**DATA RECORDS**:
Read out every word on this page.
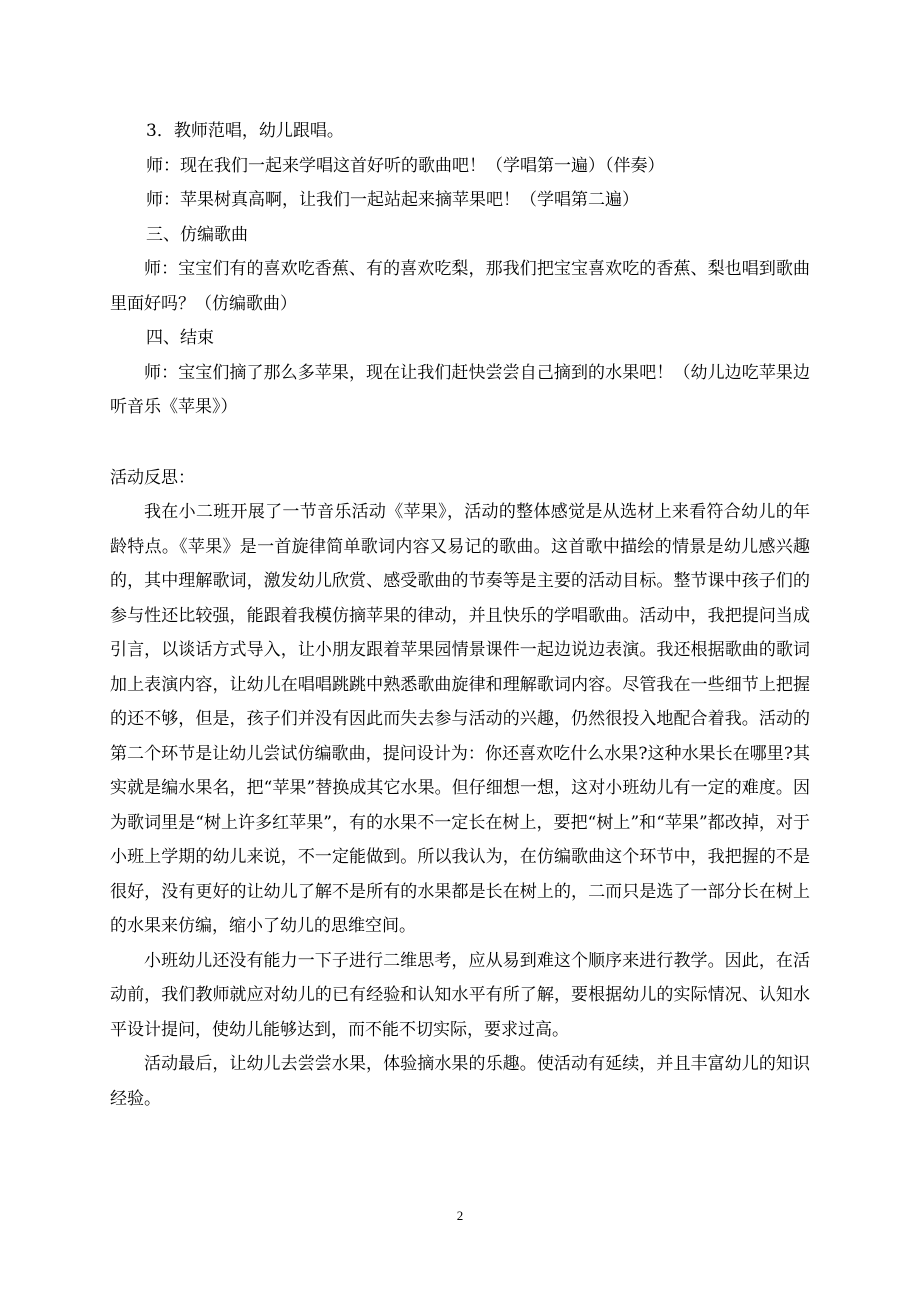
3．教师范唱，幼儿跟唱。

师：现在我们一起来学唱这首好听的歌曲吧！（学唱第一遍）（伴奏）

师：苹果树真高啊，让我们一起站起来摘苹果吧！（学唱第二遍）

三、仿编歌曲

师：宝宝们有的喜欢吃香蕉、有的喜欢吃梨，那我们把宝宝喜欢吃的香蕉、梨也唱到歌曲里面好吗？（仿编歌曲）

四、结束

师：宝宝们摘了那么多苹果，现在让我们赶快尝尝自己摘到的水果吧！（幼儿边吃苹果边听音乐《苹果》）

活动反思：

我在小二班开展了一节音乐活动《苹果》，活动的整体感觉是从选材上来看符合幼儿的年龄特点。《苹果》是一首旋律简单歌词内容又易记的歌曲。这首歌中描绘的情景是幼儿感兴趣的，其中理解歌词，激发幼儿欣赏、感受歌曲的节奏等是主要的活动目标。整节课中孩子们的参与性还比较强，能跟着我模仿摘苹果的律动，并且快乐的学唱歌曲。活动中，我把提问当成引言，以谈话方式导入，让小朋友跟着苹果园情景课件一起边说边表演。我还根据歌曲的歌词加上表演内容，让幼儿在唱唱跳跳中熟悉歌曲旋律和理解歌词内容。尽管我在一些细节上把握的还不够，但是，孩子们并没有因此而失去参与活动的兴趣，仍然很投入地配合着我。活动的第二个环节是让幼儿尝试仿编歌曲，提问设计为：你还喜欢吃什么水果?这种水果长在哪里?其实就是编水果名，把“苹果”替换成其它水果。但仔细想一想，这对小班幼儿有一定的难度。因为歌词里是“树上许多红苹果”，有的水果不一定长在树上，要把“树上”和“苹果”都改掉，对于小班上学期的幼儿来说，不一定能做到。所以我认为，在仿编歌曲这个环节中，我把握的不是很好，没有更好的让幼儿了解不是所有的水果都是长在树上的，二而只是选了一部分长在树上的水果来仿编，缩小了幼儿的思维空间。

小班幼儿还没有能力一下子进行二维思考，应从易到难这个顺序来进行教学。因此，在活动前，我们教师就应对幼儿的已有经验和认知水平有所了解，要根据幼儿的实际情况、认知水平设计提问，使幼儿能够达到，而不能不切实际，要求过高。

活动最后，让幼儿去尝尝水果，体验摘水果的乐趣。使活动有延续，并且丰富幼儿的知识经验。

2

**EXERCISE DIRECTIONS**:
Give the material again exactly as it is, but keep the pictures out.

**TASK RESPONSE**:
Read out every word on this page.
3．教师范唱，幼儿跟唱。

师：现在我们一起来学唱这首好听的歌曲吧！（学唱第一遍）（伴奏）

师：苹果树真高啊，让我们一起站起来摘苹果吧！（学唱第二遍）

三、仿编歌曲

师：宝宝们有的喜欢吃香蕉、有的喜欢吃梨，那我们把宝宝喜欢吃的香蕉、梨也唱到歌曲里面好吗？（仿编歌曲）

四、结束

师：宝宝们摘了那么多苹果，现在让我们赶快尝尝自己摘到的水果吧！（幼儿边吃苹果边听音乐《苹果》）

活动反思：

我在小二班开展了一节音乐活动《苹果》，活动的整体感觉是从选材上来看符合幼儿的年龄特点。《苹果》是一首旋律简单歌词内容又易记的歌曲。这首歌中描绘的情景是幼儿感兴趣的，其中理解歌词，激发幼儿欣赏、感受歌曲的节奏等是主要的活动目标。整节课中孩子们的参与性还比较强，能跟着我模仿摘苹果的律动，并且快乐的学唱歌曲。活动中，我把提问当成引言，以谈话方式导入，让小朋友跟着苹果园情景课件一起边说边表演。我还根据歌曲的歌词加上表演内容，让幼儿在唱唱跳跳中熟悉歌曲旋律和理解歌词内容。尽管我在一些细节上把握的还不够，但是，孩子们并没有因此而失去参与活动的兴趣，仍然很投入地配合着我。活动的第二个环节是让幼儿尝试仿编歌曲，提问设计为：你还喜欢吃什么水果?这种水果长在哪里?其实就是编水果名，把“苹果”替换成其它水果。但仔细想一想，这对小班幼儿有一定的难度。因为歌词里是“树上许多红苹果”，有的水果不一定长在树上，要把“树上”和“苹果”都改掉，对于小班上学期的幼儿来说，不一定能做到。所以我认为，在仿编歌曲这个环节中，我把握的不是很好，没有更好的让幼儿了解不是所有的水果都是长在树上的，二而只是选了一部分长在树上的水果来仿编，缩小了幼儿的思维空间。

小班幼儿还没有能力一下子进行二维思考，应从易到难这个顺序来进行教学。因此，在活动前，我们教师就应对幼儿的已有经验和认知水平有所了解，要根据幼儿的实际情况、认知水平设计提问，使幼儿能够达到，而不能不切实际，要求过高。

活动最后，让幼儿去尝尝水果，体验摘水果的乐趣。使活动有延续，并且丰富幼儿的知识经验。

2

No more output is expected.